[What you will do]: Retype every entry word for word.

[Provided data]:
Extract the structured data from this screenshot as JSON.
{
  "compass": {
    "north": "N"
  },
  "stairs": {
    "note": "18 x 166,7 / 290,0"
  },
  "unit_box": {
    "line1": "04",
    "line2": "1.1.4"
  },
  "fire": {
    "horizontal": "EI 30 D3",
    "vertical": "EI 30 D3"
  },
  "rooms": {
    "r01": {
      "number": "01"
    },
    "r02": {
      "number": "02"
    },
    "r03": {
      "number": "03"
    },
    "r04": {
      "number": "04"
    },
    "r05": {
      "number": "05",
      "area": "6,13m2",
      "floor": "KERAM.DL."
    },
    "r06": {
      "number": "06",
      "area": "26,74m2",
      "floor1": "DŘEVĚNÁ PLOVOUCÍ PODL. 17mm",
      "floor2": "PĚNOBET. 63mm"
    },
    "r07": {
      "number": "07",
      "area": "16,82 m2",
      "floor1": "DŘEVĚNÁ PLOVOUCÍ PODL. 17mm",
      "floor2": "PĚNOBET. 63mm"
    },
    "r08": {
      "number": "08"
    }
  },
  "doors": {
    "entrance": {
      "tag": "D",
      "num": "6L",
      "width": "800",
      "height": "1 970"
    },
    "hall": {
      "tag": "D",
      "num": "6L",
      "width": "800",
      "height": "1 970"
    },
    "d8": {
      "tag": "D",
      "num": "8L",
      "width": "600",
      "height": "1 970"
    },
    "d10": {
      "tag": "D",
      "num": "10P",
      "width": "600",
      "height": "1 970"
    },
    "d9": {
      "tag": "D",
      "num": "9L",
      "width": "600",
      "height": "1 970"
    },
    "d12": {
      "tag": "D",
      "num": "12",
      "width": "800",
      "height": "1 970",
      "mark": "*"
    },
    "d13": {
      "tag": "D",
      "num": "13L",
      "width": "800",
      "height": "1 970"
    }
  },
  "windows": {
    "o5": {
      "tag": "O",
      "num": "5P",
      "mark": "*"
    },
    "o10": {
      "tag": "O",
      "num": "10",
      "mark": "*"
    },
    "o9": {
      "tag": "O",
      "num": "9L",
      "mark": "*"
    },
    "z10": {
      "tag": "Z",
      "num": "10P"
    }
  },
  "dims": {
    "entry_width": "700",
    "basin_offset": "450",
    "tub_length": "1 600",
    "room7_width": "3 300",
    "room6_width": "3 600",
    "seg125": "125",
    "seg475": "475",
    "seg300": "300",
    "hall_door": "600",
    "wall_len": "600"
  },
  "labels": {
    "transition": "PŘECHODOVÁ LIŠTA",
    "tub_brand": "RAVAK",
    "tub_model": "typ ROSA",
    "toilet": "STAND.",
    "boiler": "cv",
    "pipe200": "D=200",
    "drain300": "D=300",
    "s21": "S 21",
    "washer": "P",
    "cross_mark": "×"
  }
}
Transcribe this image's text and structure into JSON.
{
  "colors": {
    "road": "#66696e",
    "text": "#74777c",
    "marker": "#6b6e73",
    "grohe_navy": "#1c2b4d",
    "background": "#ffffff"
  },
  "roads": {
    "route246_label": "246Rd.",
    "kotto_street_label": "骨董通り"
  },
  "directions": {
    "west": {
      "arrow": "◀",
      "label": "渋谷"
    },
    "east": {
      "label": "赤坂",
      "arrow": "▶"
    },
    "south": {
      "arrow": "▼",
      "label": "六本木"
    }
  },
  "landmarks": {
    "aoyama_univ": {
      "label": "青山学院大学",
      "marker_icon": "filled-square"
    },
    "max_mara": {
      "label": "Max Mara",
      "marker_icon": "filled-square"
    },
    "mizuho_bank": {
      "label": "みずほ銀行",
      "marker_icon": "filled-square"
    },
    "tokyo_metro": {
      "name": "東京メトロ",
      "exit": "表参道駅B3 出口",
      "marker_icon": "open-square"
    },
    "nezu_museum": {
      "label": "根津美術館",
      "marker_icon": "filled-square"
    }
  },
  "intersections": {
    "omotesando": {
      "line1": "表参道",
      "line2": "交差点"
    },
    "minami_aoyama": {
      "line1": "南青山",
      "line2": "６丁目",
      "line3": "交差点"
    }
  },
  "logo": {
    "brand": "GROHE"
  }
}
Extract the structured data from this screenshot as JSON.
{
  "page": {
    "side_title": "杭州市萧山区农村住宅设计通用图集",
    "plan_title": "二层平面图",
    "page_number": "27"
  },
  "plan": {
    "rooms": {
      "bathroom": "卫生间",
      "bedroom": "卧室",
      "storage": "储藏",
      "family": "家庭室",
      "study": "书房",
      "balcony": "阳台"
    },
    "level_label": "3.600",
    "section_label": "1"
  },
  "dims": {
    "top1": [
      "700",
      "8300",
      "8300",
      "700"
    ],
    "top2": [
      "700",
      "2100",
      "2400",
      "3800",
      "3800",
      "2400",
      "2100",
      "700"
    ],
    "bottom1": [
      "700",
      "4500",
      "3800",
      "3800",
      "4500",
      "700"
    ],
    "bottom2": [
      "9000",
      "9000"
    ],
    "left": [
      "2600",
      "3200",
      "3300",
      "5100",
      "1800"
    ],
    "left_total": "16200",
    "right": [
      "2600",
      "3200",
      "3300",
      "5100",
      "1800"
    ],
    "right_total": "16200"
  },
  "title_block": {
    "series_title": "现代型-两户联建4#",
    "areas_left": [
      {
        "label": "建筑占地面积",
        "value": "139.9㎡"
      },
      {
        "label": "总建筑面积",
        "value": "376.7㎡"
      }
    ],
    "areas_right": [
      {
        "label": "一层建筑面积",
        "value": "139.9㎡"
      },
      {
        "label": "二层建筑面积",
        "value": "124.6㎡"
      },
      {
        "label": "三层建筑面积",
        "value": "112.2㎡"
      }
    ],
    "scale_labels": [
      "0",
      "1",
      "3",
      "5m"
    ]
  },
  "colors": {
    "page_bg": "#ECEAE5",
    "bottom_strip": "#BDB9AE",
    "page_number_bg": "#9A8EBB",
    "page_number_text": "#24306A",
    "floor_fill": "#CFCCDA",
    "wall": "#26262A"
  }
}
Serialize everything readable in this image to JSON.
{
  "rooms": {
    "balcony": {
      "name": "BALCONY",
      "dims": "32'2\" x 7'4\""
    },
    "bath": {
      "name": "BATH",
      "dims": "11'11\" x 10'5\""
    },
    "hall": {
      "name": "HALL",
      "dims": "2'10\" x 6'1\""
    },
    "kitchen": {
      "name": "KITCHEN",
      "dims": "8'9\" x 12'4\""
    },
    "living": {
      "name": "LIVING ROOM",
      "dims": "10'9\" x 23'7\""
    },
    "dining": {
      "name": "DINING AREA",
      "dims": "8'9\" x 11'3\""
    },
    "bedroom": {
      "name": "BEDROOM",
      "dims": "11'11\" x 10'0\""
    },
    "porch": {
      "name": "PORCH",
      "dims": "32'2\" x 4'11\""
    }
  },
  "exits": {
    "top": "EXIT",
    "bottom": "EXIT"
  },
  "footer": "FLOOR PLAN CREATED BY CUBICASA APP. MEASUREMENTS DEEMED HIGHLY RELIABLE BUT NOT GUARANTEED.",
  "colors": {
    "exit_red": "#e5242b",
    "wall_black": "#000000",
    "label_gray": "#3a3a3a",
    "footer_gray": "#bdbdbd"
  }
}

[Answer for this exercise]:
Extract the structured data from this screenshot as JSON.
{
  "compass": {
    "north": "N"
  },
  "stairs": {
    "note": "18 x 166,7 / 290,0"
  },
  "unit_box": {
    "line1": "04",
    "line2": "1.1.4"
  },
  "fire": {
    "horizontal": "EI 30 D3",
    "vertical": "EI 30 D3"
  },
  "rooms": {
    "r01": {
      "number": "01"
    },
    "r02": {
      "number": "02"
    },
    "r03": {
      "number": "03"
    },
    "r04": {
      "number": "04"
    },
    "r05": {
      "number": "05",
      "area": "6,13m2",
      "floor": "KERAM.DL."
    },
    "r06": {
      "number": "06",
      "area": "26,74m2",
      "floor1": "DŘEVĚNÁ PLOVOUCÍ PODL. 17mm",
      "floor2": "PĚNOBET. 63mm"
    },
    "r07": {
      "number": "07",
      "area": "16,82 m2",
      "floor1": "DŘEVĚNÁ PLOVOUCÍ PODL. 17mm",
      "floor2": "PĚNOBET. 63mm"
    },
    "r08": {
      "number": "08"
    }
  },
  "doors": {
    "entrance": {
      "tag": "D",
      "num": "6L",
      "width": "800",
      "height": "1 970"
    },
    "hall": {
      "tag": "D",
      "num": "6L",
      "width": "800",
      "height": "1 970"
    },
    "d8": {
      "tag": "D",
      "num": "8L",
      "width": "600",
      "height": "1 970"
    },
    "d10": {
      "tag": "D",
      "num": "10P",
      "width": "600",
      "height": "1 970"
    },
    "d9": {
      "tag": "D",
      "num": "9L",
      "width": "600",
      "height": "1 970"
    },
    "d12": {
      "tag": "D",
      "num": "12",
      "width": "800",
      "height": "1 970",
      "mark": "*"
    },
    "d13": {
      "tag": "D",
      "num": "13L",
      "width": "800",
      "height": "1 970"
    }
  },
  "windows": {
    "o5": {
      "tag": "O",
      "num": "5P",
      "mark": "*"
    },
    "o10": {
      "tag": "O",
      "num": "10",
      "mark": "*"
    },
    "o9": {
      "tag": "O",
      "num": "9L",
      "mark": "*"
    },
    "z10": {
      "tag": "Z",
      "num": "10P"
    }
  },
  "dims": {
    "entry_width": "700",
    "basin_offset": "450",
    "tub_length": "1 600",
    "room7_width": "3 300",
    "room6_width": "3 600",
    "seg125": "125",
    "seg475": "475",
    "seg300": "300",
    "hall_door": "600",
    "wall_len": "600"
  },
  "labels": {
    "transition": "PŘECHODOVÁ LIŠTA",
    "tub_brand": "RAVAK",
    "tub_model": "typ ROSA",
    "toilet": "STAND.",
    "boiler": "cv",
    "pipe200": "D=200",
    "drain300": "D=300",
    "s21": "S 21",
    "washer": "P",
    "cross_mark": "×"
  }
}
Transcribe this image's text and structure into JSON.
{
  "colors": {
    "road": "#66696e",
    "text": "#74777c",
    "marker": "#6b6e73",
    "grohe_navy": "#1c2b4d",
    "background": "#ffffff"
  },
  "roads": {
    "route246_label": "246Rd.",
    "kotto_street_label": "骨董通り"
  },
  "directions": {
    "west": {
      "arrow": "◀",
      "label": "渋谷"
    },
    "east": {
      "label": "赤坂",
      "arrow": "▶"
    },
    "south": {
      "arrow": "▼",
      "label": "六本木"
    }
  },
  "landmarks": {
    "aoyama_univ": {
      "label": "青山学院大学",
      "marker_icon": "filled-square"
    },
    "max_mara": {
      "label": "Max Mara",
      "marker_icon": "filled-square"
    },
    "mizuho_bank": {
      "label": "みずほ銀行",
      "marker_icon": "filled-square"
    },
    "tokyo_metro": {
      "name": "東京メトロ",
      "exit": "表参道駅B3 出口",
      "marker_icon": "open-square"
    },
    "nezu_museum": {
      "label": "根津美術館",
      "marker_icon": "filled-square"
    }
  },
  "intersections": {
    "omotesando": {
      "line1": "表参道",
      "line2": "交差点"
    },
    "minami_aoyama": {
      "line1": "南青山",
      "line2": "６丁目",
      "line3": "交差点"
    }
  },
  "logo": {
    "brand": "GROHE"
  }
}
Extract the structured data from this screenshot as JSON.
{
  "page": {
    "side_title": "杭州市萧山区农村住宅设计通用图集",
    "plan_title": "二层平面图",
    "page_number": "27"
  },
  "plan": {
    "rooms": {
      "bathroom": "卫生间",
      "bedroom": "卧室",
      "storage": "储藏",
      "family": "家庭室",
      "study": "书房",
      "balcony": "阳台"
    },
    "level_label": "3.600",
    "section_label": "1"
  },
  "dims": {
    "top1": [
      "700",
      "8300",
      "8300",
      "700"
    ],
    "top2": [
      "700",
      "2100",
      "2400",
      "3800",
      "3800",
      "2400",
      "2100",
      "700"
    ],
    "bottom1": [
      "700",
      "4500",
      "3800",
      "3800",
      "4500",
      "700"
    ],
    "bottom2": [
      "9000",
      "9000"
    ],
    "left": [
      "2600",
      "3200",
      "3300",
      "5100",
      "1800"
    ],
    "left_total": "16200",
    "right": [
      "2600",
      "3200",
      "3300",
      "5100",
      "1800"
    ],
    "right_total": "16200"
  },
  "title_block": {
    "series_title": "现代型-两户联建4#",
    "areas_left": [
      {
        "label": "建筑占地面积",
        "value": "139.9㎡"
      },
      {
        "label": "总建筑面积",
        "value": "376.7㎡"
      }
    ],
    "areas_right": [
      {
        "label": "一层建筑面积",
        "value": "139.9㎡"
      },
      {
        "label": "二层建筑面积",
        "value": "124.6㎡"
      },
      {
        "label": "三层建筑面积",
        "value": "112.2㎡"
      }
    ],
    "scale_labels": [
      "0",
      "1",
      "3",
      "5m"
    ]
  },
  "colors": {
    "page_bg": "#ECEAE5",
    "bottom_strip": "#BDB9AE",
    "page_number_bg": "#9A8EBB",
    "page_number_text": "#24306A",
    "floor_fill": "#CFCCDA",
    "wall": "#26262A"
  }
}
Serialize everything readable in this image to JSON.
{
  "rooms": {
    "balcony": {
      "name": "BALCONY",
      "dims": "32'2\" x 7'4\""
    },
    "bath": {
      "name": "BATH",
      "dims": "11'11\" x 10'5\""
    },
    "hall": {
      "name": "HALL",
      "dims": "2'10\" x 6'1\""
    },
    "kitchen": {
      "name": "KITCHEN",
      "dims": "8'9\" x 12'4\""
    },
    "living": {
      "name": "LIVING ROOM",
      "dims": "10'9\" x 23'7\""
    },
    "dining": {
      "name": "DINING AREA",
      "dims": "8'9\" x 11'3\""
    },
    "bedroom": {
      "name": "BEDROOM",
      "dims": "11'11\" x 10'0\""
    },
    "porch": {
      "name": "PORCH",
      "dims": "32'2\" x 4'11\""
    }
  },
  "exits": {
    "top": "EXIT",
    "bottom": "EXIT"
  },
  "footer": "FLOOR PLAN CREATED BY CUBICASA APP. MEASUREMENTS DEEMED HIGHLY RELIABLE BUT NOT GUARANTEED.",
  "colors": {
    "exit_red": "#e5242b",
    "wall_black": "#000000",
    "label_gray": "#3a3a3a",
    "footer_gray": "#bdbdbd"
  }
}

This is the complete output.